◆ WHAT YOU HAVE TO DO
Please reproduce the passage on arthrogenic muscle inhibition word for word, starting at "Conclusions" and ending at "hamstrings showed excitation.".

◆ STUDY TEXT
==*==

The insightful AMI classification proposed by Sonnery-Cottet et al. appears easy and feasible, suggesting that it was designed with profound consideration and extensive clinical experience [9]. The intraclass correlation coefficient of the classification also showed good reliability [4]. The present study investigated the electrical muscle activity in the examined position in the classification and found that the AMI pattern was detectable, which showed distinct patterns among muscle groups. This study supports the basic concept of AMI classification based on VM contraction and extension deficits. However, this classification system has several limitations. A major concern is that subcategories a and b are determined by the outcome of physiotherapy, which can vary significantly depending on the practitioner's treatment quality and duration. In addition, classifying patients based on therapeutic outcomes is time-consuming. Furthermore, a person performing physical therapy also acts as an examiner, which may introduce bias. Therefore, the definition of the subcategories should be revised to assess the status quo before any intervention. This approach enables the classification system to evaluate the effects of treatments more accurately. Given that AMI is complex and multifactorial, further studies analysing the contributing factors, differences among diagnostic groups, and complications would enrich our comprehensive understanding of this condition and improve the validity and versatility of the classification system.

Limitations

This study has several limitations. First, surface EMG has inherent limitations. The soft tissue between the electrode and the target muscle may introduce signal interference. Additionally, ultrasonography was not used to identify the muscle bellies in this study. In general, surface EMG may be influenced by the crosstalk between adjacent muscles and may not accurately capture deep muscle activity. Second, a subgroup analysis was not conducted because only a small number of participants were recruited. For the same reason, risk factor analysis or analysis of the relationship between the AMI classification and EMG findings was not performed. As this was a pilot cross-sectional study, sub-analysis was beyond the scope of the current study. Third, this study was conducted only at specific positions without comparison with other positions. The changes in muscle activity may differ in other positions. Fourth, a comparison with healthy volunteers was not performed. Previous studies have reported bilateral AMI after unilateral knee injuries [29, 44, 47]. Thus, comparison with a healthy control group is considered necessary in future studies. Finally, 13 patients were excluded during the screening due to poor surface EMG data quality, which may have introduced a potential bias.

Conclusions

Arthrogenic muscle inhibition was detectable in the examination position suggested by the Sonnery-Cottet classification. The flexor and extensor muscles of the injured leg exhibited distinct activation behaviours, with inhibition predominantly occurring in the quadriceps muscles, whereas the hamstrings showed excitation.

==*==

◆ INFORMATION PROVIDED
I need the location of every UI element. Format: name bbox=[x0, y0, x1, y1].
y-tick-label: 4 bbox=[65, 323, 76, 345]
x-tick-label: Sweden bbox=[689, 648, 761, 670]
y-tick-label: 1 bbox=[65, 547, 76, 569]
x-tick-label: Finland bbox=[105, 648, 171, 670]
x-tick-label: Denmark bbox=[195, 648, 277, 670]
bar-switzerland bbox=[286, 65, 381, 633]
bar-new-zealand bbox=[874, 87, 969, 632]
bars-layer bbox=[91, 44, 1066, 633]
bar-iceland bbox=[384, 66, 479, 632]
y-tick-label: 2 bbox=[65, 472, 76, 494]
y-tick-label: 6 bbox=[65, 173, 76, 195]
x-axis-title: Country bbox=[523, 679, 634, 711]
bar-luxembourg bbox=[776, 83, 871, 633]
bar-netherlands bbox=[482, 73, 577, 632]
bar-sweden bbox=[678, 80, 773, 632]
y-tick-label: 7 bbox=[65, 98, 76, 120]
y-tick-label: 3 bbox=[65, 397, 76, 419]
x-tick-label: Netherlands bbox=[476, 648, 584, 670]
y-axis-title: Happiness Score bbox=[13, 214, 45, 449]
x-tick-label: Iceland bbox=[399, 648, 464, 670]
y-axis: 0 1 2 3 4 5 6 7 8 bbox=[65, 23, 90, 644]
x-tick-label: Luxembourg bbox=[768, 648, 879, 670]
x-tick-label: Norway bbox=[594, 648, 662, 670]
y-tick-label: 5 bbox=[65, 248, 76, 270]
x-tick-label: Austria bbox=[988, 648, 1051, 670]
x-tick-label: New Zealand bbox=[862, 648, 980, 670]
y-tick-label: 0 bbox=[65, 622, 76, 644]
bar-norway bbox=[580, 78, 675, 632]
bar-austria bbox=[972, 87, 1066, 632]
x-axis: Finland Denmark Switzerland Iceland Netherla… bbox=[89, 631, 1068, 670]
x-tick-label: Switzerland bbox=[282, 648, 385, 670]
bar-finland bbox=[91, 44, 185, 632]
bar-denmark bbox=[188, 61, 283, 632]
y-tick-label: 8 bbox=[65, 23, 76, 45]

==*==

◆ ANSWER SECTION
Conclusions

Arthrogenic muscle inhibition was detectable in the examination position suggested by the Sonnery-Cottet classification. The flexor and extensor muscles of the injured leg exhibited distinct activation behaviours, with inhibition predominantly occurring in the quadriceps muscles, whereas the hamstrings showed excitation.